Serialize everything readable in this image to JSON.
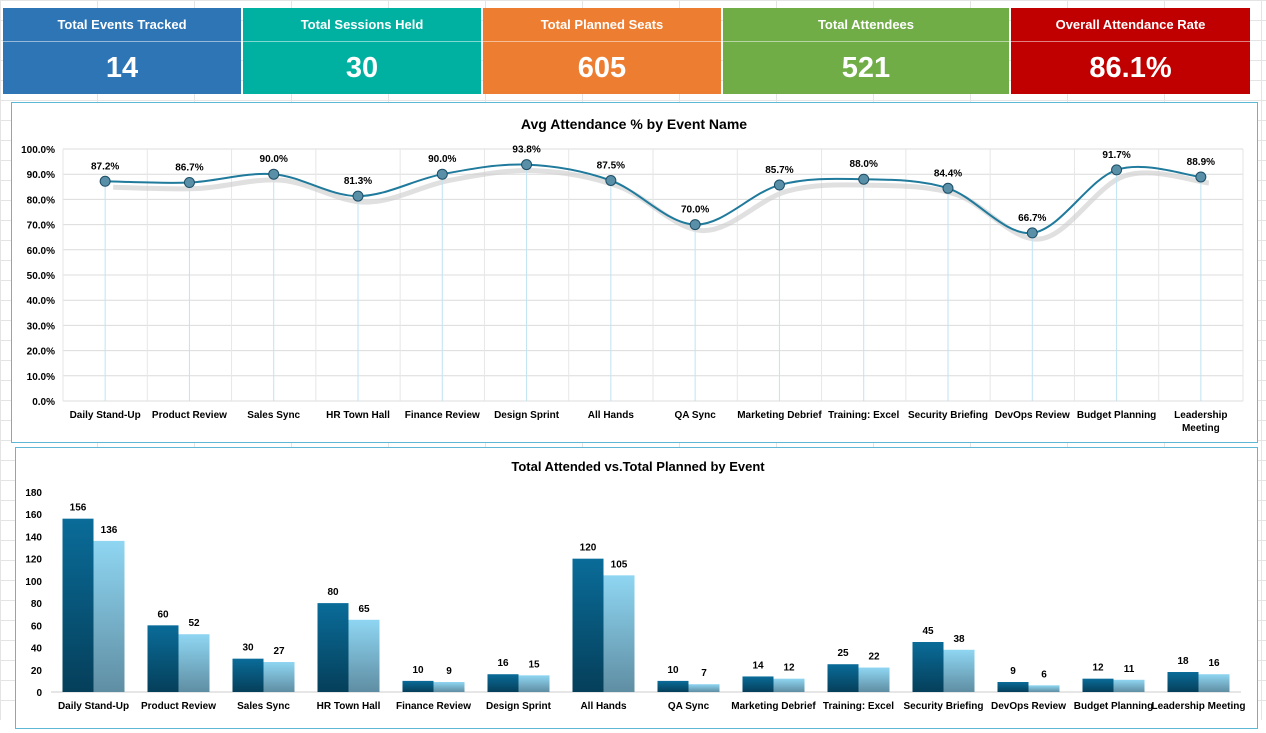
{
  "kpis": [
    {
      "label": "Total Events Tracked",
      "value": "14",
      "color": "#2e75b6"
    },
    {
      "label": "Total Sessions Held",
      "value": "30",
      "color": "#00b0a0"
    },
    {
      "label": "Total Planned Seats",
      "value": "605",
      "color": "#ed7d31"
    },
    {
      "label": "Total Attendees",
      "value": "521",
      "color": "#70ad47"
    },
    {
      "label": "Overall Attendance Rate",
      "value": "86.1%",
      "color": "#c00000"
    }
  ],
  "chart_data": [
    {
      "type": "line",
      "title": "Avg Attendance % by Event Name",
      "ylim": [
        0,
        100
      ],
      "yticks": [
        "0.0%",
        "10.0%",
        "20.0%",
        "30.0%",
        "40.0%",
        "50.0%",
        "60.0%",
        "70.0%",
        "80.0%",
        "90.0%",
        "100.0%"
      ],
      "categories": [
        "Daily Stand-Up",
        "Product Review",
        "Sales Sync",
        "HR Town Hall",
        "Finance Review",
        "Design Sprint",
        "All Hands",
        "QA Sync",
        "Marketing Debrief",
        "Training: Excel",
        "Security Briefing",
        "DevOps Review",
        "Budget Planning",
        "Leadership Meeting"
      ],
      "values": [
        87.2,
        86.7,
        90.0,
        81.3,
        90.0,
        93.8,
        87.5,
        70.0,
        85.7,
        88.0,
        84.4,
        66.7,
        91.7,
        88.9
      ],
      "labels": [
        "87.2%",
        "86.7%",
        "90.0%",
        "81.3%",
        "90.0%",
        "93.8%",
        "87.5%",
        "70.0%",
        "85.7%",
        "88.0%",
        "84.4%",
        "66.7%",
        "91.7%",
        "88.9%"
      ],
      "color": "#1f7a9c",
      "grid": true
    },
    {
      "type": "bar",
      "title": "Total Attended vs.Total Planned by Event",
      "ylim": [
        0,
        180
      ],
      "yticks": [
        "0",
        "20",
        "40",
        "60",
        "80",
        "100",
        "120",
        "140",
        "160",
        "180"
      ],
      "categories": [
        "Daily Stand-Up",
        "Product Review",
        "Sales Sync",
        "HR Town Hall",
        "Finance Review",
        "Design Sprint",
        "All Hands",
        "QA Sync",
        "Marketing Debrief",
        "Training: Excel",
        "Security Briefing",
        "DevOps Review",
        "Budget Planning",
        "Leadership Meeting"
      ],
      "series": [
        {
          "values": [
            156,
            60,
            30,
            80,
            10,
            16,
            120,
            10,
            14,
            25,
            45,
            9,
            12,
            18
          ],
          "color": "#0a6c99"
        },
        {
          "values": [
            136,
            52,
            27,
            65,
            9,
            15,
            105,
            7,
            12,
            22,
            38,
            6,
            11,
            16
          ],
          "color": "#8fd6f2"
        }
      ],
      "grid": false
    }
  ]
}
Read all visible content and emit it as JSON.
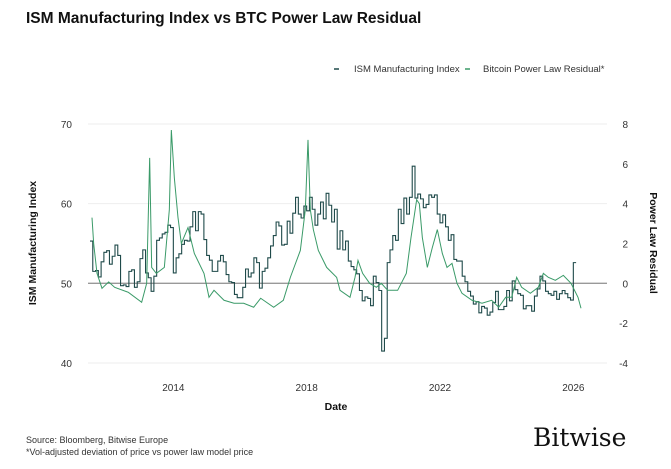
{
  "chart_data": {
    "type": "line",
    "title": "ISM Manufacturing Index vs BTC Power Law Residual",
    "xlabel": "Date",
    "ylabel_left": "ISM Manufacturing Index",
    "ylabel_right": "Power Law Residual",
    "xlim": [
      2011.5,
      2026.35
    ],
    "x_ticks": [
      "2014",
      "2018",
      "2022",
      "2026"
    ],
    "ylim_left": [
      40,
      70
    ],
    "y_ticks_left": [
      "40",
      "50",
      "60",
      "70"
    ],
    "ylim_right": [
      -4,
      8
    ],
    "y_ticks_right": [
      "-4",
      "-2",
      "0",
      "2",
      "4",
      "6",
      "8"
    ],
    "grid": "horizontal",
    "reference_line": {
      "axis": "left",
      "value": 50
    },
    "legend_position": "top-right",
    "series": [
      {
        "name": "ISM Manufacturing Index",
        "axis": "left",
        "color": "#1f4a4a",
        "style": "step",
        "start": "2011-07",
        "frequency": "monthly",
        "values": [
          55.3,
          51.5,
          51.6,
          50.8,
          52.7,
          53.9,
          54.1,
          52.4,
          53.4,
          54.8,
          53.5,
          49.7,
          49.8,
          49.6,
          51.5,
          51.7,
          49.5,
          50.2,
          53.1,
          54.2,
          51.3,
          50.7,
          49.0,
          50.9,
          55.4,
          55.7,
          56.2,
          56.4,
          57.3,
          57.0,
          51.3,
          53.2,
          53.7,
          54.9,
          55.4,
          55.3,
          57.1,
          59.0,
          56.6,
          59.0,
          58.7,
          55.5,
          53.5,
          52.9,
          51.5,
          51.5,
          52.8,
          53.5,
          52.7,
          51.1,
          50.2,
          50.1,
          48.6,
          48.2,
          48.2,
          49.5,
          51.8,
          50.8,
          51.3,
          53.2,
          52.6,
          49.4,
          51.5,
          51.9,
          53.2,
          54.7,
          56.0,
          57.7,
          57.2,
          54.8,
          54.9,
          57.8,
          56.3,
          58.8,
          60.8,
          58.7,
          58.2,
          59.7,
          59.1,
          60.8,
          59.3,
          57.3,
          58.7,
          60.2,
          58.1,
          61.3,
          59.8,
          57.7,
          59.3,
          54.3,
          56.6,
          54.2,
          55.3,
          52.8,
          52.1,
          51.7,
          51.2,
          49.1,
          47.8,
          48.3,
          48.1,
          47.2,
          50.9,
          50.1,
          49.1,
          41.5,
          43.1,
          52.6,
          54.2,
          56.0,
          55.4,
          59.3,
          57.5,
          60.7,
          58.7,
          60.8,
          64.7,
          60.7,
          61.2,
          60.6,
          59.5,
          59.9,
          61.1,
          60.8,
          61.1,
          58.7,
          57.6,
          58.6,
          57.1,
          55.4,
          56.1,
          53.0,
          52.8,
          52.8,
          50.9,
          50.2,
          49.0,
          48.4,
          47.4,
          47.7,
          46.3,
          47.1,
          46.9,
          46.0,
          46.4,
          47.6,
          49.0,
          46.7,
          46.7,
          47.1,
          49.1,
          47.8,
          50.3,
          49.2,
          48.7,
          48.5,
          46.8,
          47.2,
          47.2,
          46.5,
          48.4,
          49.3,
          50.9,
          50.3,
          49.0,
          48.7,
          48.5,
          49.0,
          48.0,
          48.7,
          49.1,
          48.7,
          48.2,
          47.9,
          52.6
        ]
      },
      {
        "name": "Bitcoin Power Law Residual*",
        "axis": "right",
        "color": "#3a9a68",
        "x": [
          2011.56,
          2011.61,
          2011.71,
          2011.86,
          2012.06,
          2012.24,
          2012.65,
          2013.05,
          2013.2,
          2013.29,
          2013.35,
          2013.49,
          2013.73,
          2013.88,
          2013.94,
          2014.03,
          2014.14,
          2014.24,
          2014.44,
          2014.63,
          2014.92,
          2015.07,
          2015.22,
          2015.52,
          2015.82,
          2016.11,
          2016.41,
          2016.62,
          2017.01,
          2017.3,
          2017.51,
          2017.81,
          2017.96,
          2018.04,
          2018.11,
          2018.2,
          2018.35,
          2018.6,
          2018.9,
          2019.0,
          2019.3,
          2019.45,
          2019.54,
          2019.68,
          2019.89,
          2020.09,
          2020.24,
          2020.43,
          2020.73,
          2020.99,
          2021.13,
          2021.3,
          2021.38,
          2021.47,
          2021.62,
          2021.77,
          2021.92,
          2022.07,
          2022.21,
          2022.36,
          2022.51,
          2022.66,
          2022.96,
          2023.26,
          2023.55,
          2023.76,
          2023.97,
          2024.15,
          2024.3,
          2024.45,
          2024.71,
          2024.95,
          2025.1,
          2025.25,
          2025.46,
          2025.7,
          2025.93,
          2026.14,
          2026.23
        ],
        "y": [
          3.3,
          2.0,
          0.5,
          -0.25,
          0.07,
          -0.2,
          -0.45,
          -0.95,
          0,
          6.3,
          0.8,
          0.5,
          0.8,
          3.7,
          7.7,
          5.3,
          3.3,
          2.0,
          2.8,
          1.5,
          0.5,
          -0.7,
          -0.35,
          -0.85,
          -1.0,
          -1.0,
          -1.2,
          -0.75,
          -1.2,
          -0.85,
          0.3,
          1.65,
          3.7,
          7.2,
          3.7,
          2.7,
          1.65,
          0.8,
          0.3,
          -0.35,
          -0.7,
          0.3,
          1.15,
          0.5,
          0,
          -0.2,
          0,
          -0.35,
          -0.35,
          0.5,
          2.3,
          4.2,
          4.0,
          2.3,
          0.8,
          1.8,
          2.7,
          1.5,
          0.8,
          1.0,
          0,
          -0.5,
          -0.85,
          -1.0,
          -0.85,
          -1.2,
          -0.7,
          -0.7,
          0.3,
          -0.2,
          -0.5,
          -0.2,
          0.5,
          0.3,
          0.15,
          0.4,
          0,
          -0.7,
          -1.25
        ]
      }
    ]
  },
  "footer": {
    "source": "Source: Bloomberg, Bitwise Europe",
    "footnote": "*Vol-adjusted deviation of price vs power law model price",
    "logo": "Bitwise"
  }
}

• Job:
Report every line containing the word "Planned" from the listing above.

• Correct result:
      "label": "Total Planned Seats",
      "title": "Total Attended vs.Total Planned by Event",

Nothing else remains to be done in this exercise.